/---

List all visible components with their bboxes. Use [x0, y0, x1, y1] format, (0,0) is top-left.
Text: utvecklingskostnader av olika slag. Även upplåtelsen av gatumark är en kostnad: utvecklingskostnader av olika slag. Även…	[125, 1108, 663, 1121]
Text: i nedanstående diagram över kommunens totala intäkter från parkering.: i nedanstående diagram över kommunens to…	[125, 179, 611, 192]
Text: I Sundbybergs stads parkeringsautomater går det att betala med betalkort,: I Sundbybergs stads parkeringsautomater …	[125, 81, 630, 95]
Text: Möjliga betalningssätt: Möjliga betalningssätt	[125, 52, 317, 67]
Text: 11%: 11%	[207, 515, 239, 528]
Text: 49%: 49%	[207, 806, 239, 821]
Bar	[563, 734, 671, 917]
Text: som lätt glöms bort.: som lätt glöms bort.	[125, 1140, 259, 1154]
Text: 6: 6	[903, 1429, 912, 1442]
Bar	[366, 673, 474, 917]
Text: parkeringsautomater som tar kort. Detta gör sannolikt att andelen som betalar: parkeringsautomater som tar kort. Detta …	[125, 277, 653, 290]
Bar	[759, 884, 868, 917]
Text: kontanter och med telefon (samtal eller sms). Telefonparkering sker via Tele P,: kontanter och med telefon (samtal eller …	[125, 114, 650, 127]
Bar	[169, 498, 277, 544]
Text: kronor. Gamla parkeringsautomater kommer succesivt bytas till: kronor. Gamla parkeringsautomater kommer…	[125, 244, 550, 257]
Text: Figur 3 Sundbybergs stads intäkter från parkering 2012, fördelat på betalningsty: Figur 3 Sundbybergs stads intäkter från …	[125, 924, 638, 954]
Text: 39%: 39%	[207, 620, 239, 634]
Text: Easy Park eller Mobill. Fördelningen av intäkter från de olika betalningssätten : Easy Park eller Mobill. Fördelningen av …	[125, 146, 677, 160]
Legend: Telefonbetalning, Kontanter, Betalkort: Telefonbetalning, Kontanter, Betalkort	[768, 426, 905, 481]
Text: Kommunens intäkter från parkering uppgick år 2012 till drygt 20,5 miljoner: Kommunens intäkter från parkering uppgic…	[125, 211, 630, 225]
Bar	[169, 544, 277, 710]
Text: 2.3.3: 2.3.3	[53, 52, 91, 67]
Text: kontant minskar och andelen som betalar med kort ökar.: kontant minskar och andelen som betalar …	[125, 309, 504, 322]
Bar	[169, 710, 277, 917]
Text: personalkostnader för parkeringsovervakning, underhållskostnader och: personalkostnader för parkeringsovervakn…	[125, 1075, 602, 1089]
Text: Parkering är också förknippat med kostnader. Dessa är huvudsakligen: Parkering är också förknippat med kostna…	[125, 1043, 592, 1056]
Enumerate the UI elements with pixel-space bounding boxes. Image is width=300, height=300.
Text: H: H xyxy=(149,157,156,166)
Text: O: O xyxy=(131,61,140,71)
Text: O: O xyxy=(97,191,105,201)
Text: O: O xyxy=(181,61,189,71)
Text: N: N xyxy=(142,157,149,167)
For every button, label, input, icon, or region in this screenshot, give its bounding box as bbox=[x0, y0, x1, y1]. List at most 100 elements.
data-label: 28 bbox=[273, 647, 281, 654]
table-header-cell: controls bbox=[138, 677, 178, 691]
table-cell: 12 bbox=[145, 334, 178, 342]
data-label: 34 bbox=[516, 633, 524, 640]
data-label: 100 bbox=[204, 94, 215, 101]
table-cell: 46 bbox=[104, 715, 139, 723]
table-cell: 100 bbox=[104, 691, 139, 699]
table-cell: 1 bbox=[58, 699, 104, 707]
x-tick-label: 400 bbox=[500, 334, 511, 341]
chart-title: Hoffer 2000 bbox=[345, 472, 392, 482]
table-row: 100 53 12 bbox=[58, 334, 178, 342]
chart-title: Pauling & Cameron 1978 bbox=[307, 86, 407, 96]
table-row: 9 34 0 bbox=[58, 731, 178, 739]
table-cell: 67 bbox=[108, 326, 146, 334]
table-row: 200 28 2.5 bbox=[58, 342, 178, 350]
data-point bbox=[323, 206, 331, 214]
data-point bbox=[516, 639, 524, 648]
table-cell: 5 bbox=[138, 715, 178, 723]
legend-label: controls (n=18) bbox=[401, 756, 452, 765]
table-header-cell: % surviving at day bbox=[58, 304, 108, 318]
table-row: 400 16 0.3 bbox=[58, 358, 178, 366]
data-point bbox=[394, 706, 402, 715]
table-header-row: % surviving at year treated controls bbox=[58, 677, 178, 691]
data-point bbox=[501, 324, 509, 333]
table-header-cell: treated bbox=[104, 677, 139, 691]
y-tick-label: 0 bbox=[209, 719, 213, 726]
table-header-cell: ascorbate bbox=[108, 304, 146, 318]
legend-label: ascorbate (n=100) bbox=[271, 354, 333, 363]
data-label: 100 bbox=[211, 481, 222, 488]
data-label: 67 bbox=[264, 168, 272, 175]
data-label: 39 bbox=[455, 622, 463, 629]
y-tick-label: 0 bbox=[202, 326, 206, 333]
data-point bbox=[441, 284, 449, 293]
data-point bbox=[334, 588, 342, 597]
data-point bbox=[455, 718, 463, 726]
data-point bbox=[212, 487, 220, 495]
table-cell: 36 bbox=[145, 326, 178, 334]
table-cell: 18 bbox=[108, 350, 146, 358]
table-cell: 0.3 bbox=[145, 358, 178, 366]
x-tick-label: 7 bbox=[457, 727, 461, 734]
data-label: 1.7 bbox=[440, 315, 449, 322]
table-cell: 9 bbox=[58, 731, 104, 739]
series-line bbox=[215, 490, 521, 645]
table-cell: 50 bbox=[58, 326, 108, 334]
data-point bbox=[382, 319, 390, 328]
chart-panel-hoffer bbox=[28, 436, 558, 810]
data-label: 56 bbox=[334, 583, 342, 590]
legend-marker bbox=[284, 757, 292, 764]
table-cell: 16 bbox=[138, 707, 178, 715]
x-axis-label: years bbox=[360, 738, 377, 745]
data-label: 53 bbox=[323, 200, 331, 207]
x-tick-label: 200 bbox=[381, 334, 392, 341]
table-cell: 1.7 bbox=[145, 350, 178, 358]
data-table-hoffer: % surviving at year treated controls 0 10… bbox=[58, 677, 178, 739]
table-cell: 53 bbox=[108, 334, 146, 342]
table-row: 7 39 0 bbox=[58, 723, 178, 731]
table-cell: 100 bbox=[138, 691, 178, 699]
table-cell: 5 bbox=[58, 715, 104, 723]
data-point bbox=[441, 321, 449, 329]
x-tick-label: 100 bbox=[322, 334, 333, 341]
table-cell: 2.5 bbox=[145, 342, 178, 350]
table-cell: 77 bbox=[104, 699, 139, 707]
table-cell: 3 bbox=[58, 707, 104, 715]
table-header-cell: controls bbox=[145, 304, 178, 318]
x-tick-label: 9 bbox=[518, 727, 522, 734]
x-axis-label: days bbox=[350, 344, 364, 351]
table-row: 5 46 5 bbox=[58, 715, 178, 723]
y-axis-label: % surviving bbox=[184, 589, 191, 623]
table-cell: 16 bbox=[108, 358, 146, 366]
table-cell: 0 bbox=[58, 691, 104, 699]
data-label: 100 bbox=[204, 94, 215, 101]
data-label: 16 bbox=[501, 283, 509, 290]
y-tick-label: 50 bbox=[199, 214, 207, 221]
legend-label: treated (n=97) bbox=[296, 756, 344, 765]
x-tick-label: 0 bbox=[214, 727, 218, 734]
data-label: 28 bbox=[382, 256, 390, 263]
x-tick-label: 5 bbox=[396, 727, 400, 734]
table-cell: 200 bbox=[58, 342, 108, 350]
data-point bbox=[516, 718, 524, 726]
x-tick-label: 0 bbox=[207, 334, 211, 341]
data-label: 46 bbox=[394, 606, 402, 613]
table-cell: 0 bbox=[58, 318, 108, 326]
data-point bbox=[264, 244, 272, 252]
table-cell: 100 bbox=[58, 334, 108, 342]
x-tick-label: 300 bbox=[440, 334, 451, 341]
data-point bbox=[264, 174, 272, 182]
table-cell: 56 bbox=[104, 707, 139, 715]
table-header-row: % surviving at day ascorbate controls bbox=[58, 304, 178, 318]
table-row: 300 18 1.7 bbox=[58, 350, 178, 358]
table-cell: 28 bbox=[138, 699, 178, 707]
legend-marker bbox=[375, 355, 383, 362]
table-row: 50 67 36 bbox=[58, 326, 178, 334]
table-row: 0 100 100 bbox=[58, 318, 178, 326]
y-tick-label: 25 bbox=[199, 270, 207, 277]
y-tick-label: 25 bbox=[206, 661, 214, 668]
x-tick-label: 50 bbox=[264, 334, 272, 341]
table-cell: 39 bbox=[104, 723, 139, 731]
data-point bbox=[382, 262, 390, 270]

\---
/---

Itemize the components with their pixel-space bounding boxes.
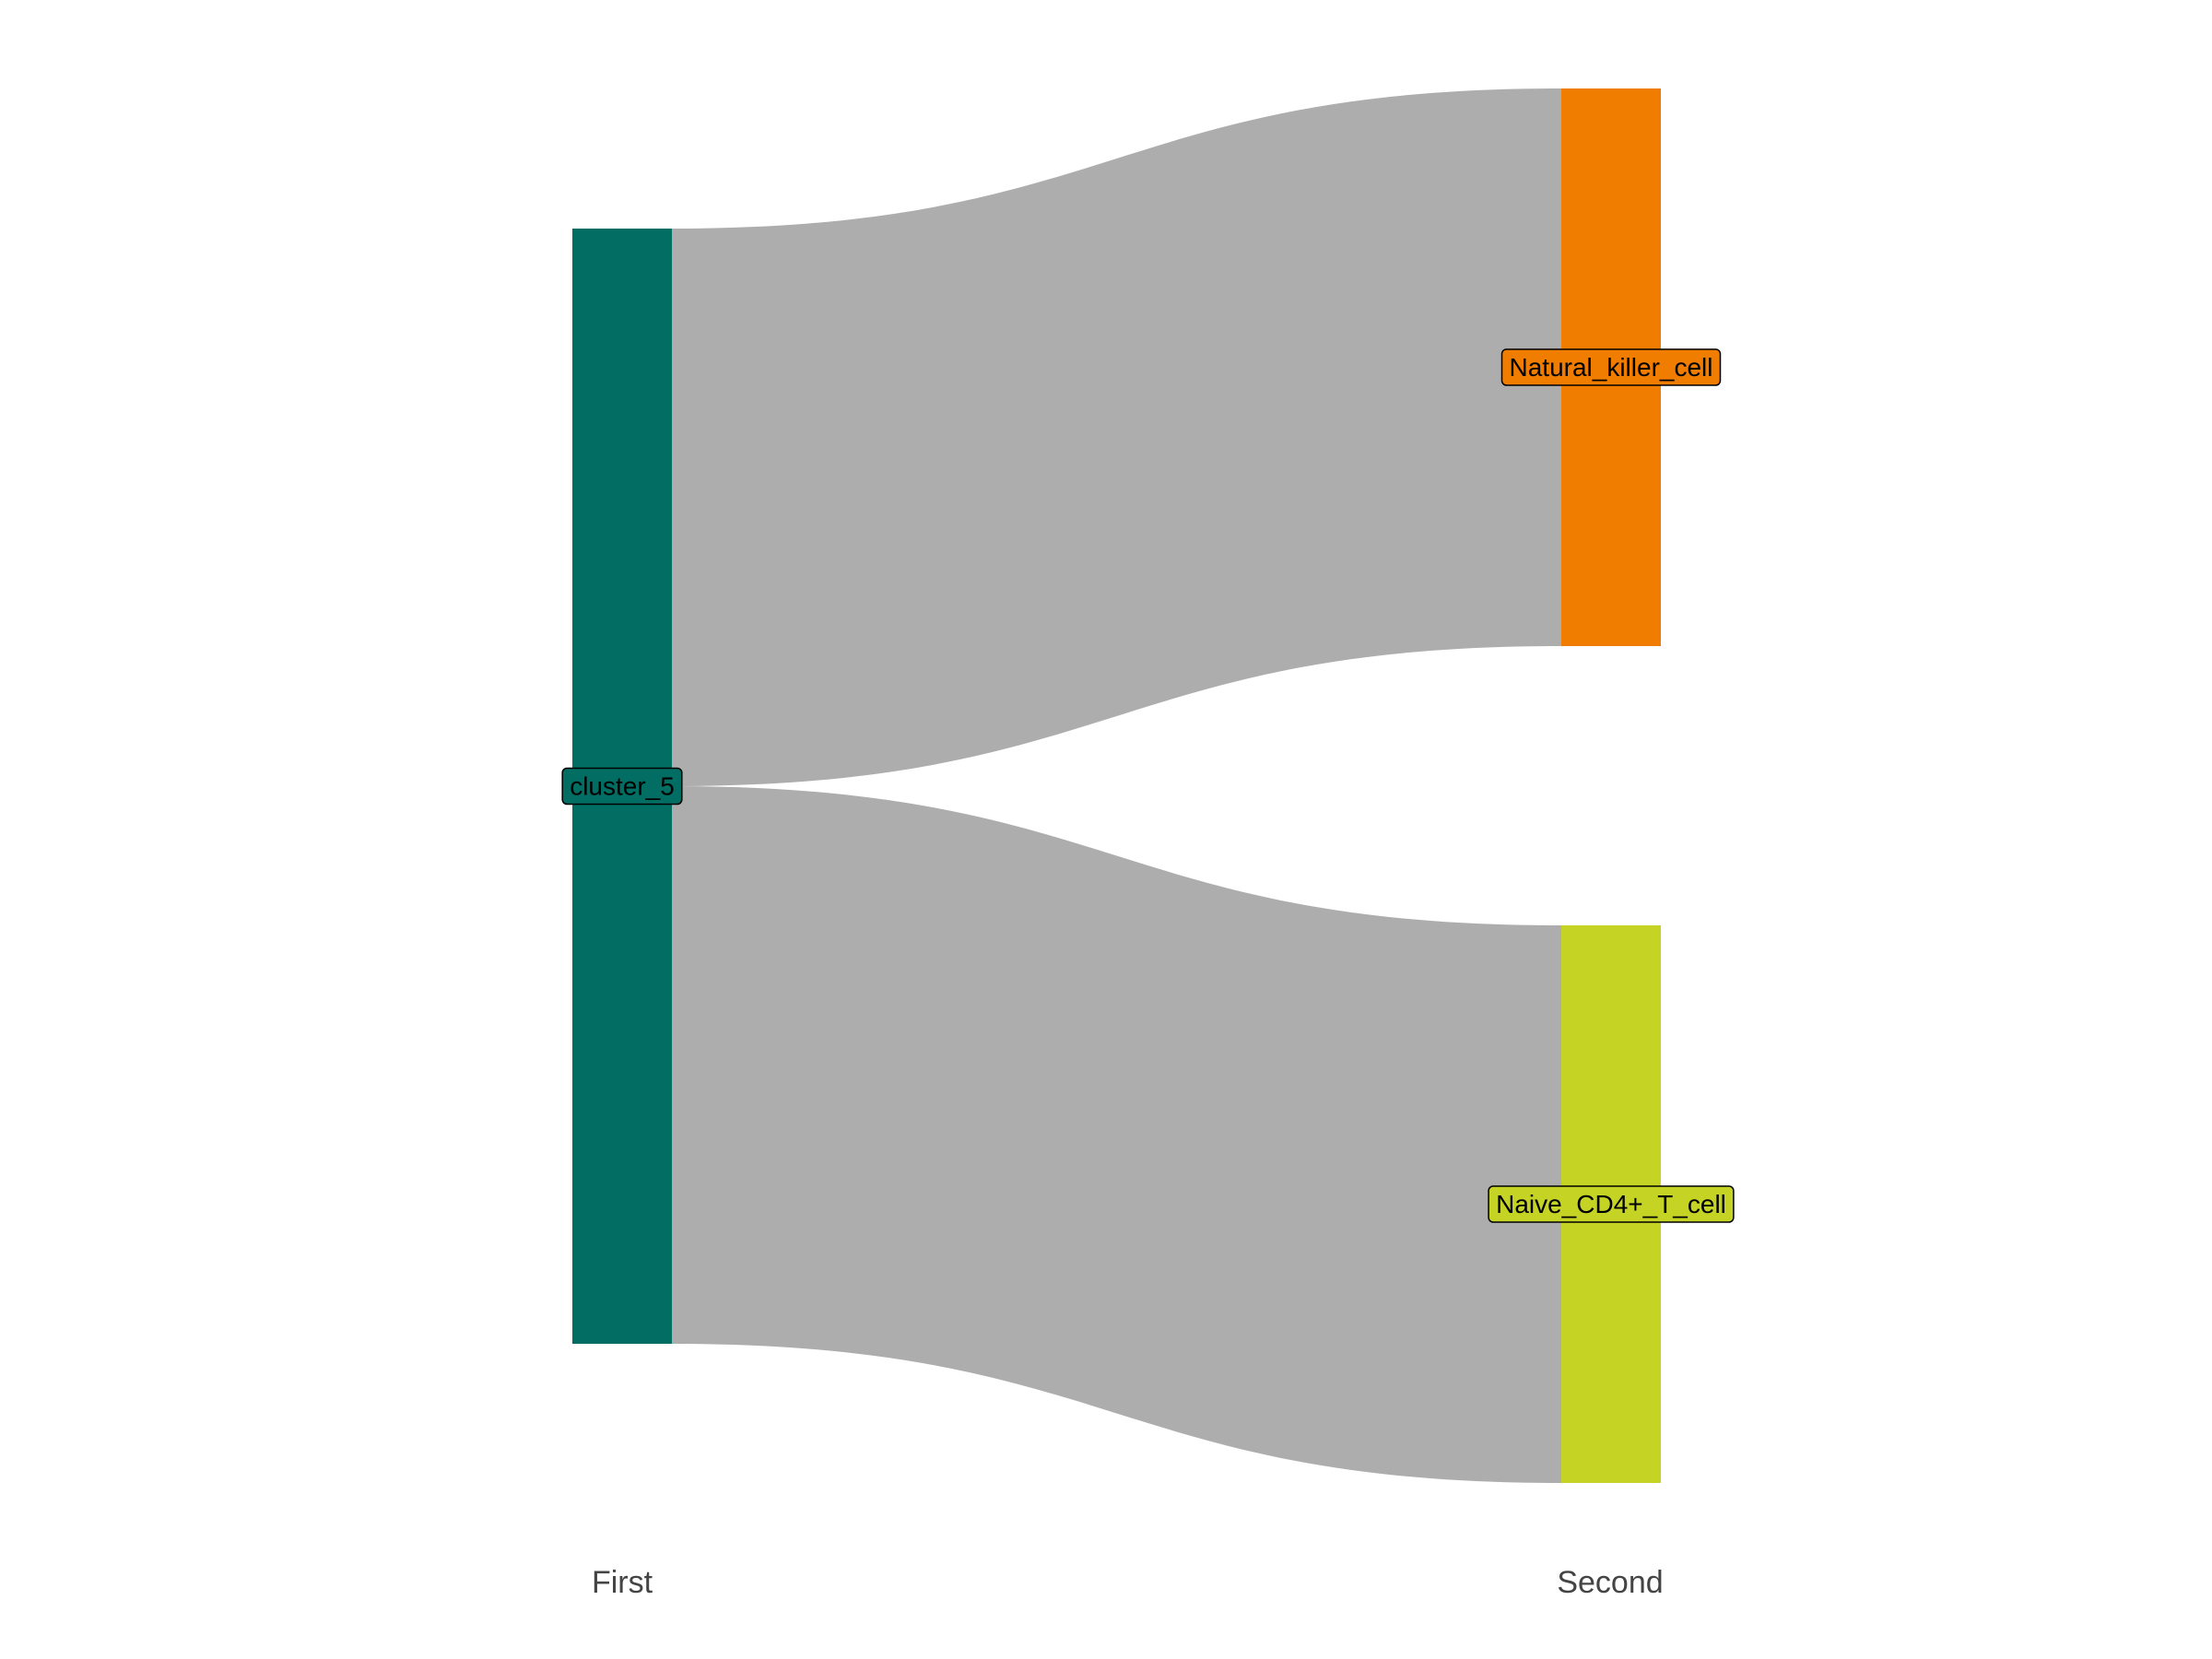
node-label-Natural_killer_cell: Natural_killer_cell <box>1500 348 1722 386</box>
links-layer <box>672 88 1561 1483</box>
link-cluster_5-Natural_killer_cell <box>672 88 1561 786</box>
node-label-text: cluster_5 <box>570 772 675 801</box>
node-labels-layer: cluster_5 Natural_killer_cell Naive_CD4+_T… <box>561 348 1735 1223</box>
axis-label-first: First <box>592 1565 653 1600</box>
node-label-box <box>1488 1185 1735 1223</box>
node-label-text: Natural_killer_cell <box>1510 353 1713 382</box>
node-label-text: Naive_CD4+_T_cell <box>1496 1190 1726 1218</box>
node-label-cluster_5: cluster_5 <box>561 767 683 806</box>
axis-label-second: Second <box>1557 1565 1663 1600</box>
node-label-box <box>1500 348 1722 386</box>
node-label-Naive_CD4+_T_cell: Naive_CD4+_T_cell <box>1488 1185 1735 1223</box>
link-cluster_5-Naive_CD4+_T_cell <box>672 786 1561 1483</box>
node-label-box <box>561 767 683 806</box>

\---

— The exercise —
In the data, change every "node-label-box" to "label-frame" from the line with "Itemize the components" to the line with "node-label-box <box>561 767 683 806</box>", and give those lines back with nothing else altered. Leave out the picture.

— Result of the exercise —
Itemize the components with their pixel-space bounding boxes.
node-label-Natural_killer_cell: Natural_killer_cell <box>1500 348 1722 386</box>
links-layer <box>672 88 1561 1483</box>
link-cluster_5-Natural_killer_cell <box>672 88 1561 786</box>
node-label-text: cluster_5 <box>570 772 675 801</box>
node-labels-layer: cluster_5 Natural_killer_cell Naive_CD4+_T… <box>561 348 1735 1223</box>
axis-label-first: First <box>592 1565 653 1600</box>
label-frame <box>1488 1185 1735 1223</box>
node-label-text: Natural_killer_cell <box>1510 353 1713 382</box>
node-label-text: Naive_CD4+_T_cell <box>1496 1190 1726 1218</box>
node-label-cluster_5: cluster_5 <box>561 767 683 806</box>
axis-label-second: Second <box>1557 1565 1663 1600</box>
label-frame <box>1500 348 1722 386</box>
node-label-Naive_CD4+_T_cell: Naive_CD4+_T_cell <box>1488 1185 1735 1223</box>
link-cluster_5-Naive_CD4+_T_cell <box>672 786 1561 1483</box>
label-frame <box>561 767 683 806</box>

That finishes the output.